[Data records]
☆ ☆ ☆

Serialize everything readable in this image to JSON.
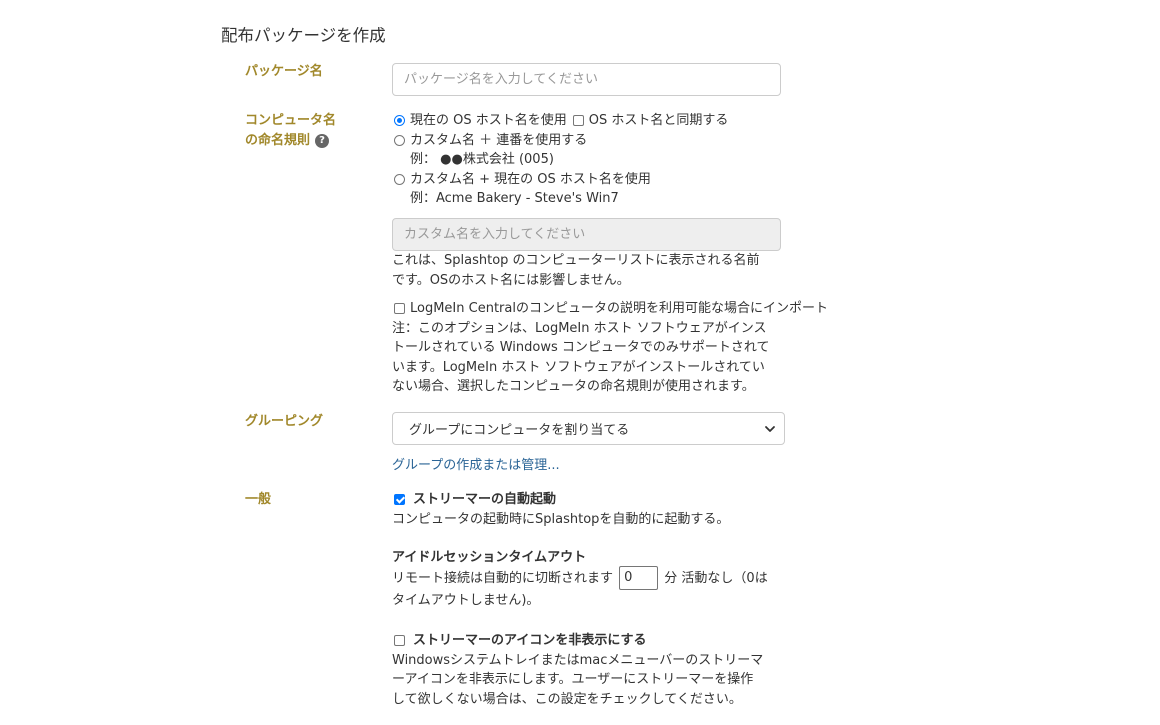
{
  "page": {
    "title": "配布パッケージを作成"
  },
  "package_name": {
    "label": "パッケージ名",
    "placeholder": "パッケージ名を入力してください"
  },
  "naming": {
    "label_line1": "コンピュータ名",
    "label_line2": "の命名規則",
    "help_icon": "question-circle-icon",
    "option1": "現在の OS ホスト名を使用",
    "sync_label": "OS ホスト名と同期する",
    "option2": "カスタム名 ＋ 連番を使用する",
    "option2_example": "例： ●●株式会社 (005)",
    "option3": "カスタム名 + 現在の OS ホスト名を使用",
    "option3_example": "例：Acme Bakery - Steve's Win7",
    "custom_placeholder": "カスタム名を入力してください",
    "note_line1": "これは、Splashtop のコンピューターリストに表示される名前",
    "note_line2": "です。OSのホスト名には影響しません。",
    "import_label": "LogMeIn Centralのコンピュータの説明を利用可能な場合にインポート",
    "import_note_line1": "注：このオプションは、LogMeIn ホスト ソフトウェアがインス",
    "import_note_line2": "トールされている Windows コンピュータでのみサポートされて",
    "import_note_line3": "います。LogMeIn ホスト ソフトウェアがインストールされてい",
    "import_note_line4": "ない場合、選択したコンピュータの命名規則が使用されます。"
  },
  "grouping": {
    "label": "グルーピング",
    "selected": "グループにコンピュータを割り当てる",
    "manage_link": "グループの作成または管理..."
  },
  "general": {
    "label": "一般",
    "autostart_label": "ストリーマーの自動起動",
    "autostart_desc": "コンピュータの起動時にSplashtopを自動的に起動する。",
    "idle_heading": "アイドルセッションタイムアウト",
    "idle_prefix": "リモート接続は自動的に切断されます",
    "idle_value": "0",
    "idle_suffix": "分 活動なし（0は",
    "idle_line2": "タイムアウトしません)。",
    "hide_icon_label": "ストリーマーのアイコンを非表示にする",
    "hide_icon_line1": "Windowsシステムトレイまたはmacメニューバーのストリーマ",
    "hide_icon_line2": "ーアイコンを非表示にします。ユーザーにストリーマーを操作",
    "hide_icon_line3": "して欲しくない場合は、この設定をチェックしてください。"
  }
}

☆ ☆ ☆

# WHAT TO DO
Give back every line exactly as it stands, pictures excluded.

# FINISHED TASK
Serialize everything readable in this image to JSON.
{
  "page": {
    "title": "配布パッケージを作成"
  },
  "package_name": {
    "label": "パッケージ名",
    "placeholder": "パッケージ名を入力してください"
  },
  "naming": {
    "label_line1": "コンピュータ名",
    "label_line2": "の命名規則",
    "help_icon": "question-circle-icon",
    "option1": "現在の OS ホスト名を使用",
    "sync_label": "OS ホスト名と同期する",
    "option2": "カスタム名 ＋ 連番を使用する",
    "option2_example": "例： ●●株式会社 (005)",
    "option3": "カスタム名 + 現在の OS ホスト名を使用",
    "option3_example": "例：Acme Bakery - Steve's Win7",
    "custom_placeholder": "カスタム名を入力してください",
    "note_line1": "これは、Splashtop のコンピューターリストに表示される名前",
    "note_line2": "です。OSのホスト名には影響しません。",
    "import_label": "LogMeIn Centralのコンピュータの説明を利用可能な場合にインポート",
    "import_note_line1": "注：このオプションは、LogMeIn ホスト ソフトウェアがインス",
    "import_note_line2": "トールされている Windows コンピュータでのみサポートされて",
    "import_note_line3": "います。LogMeIn ホスト ソフトウェアがインストールされてい",
    "import_note_line4": "ない場合、選択したコンピュータの命名規則が使用されます。"
  },
  "grouping": {
    "label": "グルーピング",
    "selected": "グループにコンピュータを割り当てる",
    "manage_link": "グループの作成または管理..."
  },
  "general": {
    "label": "一般",
    "autostart_label": "ストリーマーの自動起動",
    "autostart_desc": "コンピュータの起動時にSplashtopを自動的に起動する。",
    "idle_heading": "アイドルセッションタイムアウト",
    "idle_prefix": "リモート接続は自動的に切断されます",
    "idle_value": "0",
    "idle_suffix": "分 活動なし（0は",
    "idle_line2": "タイムアウトしません)。",
    "hide_icon_label": "ストリーマーのアイコンを非表示にする",
    "hide_icon_line1": "Windowsシステムトレイまたはmacメニューバーのストリーマ",
    "hide_icon_line2": "ーアイコンを非表示にします。ユーザーにストリーマーを操作",
    "hide_icon_line3": "して欲しくない場合は、この設定をチェックしてください。"
  }
}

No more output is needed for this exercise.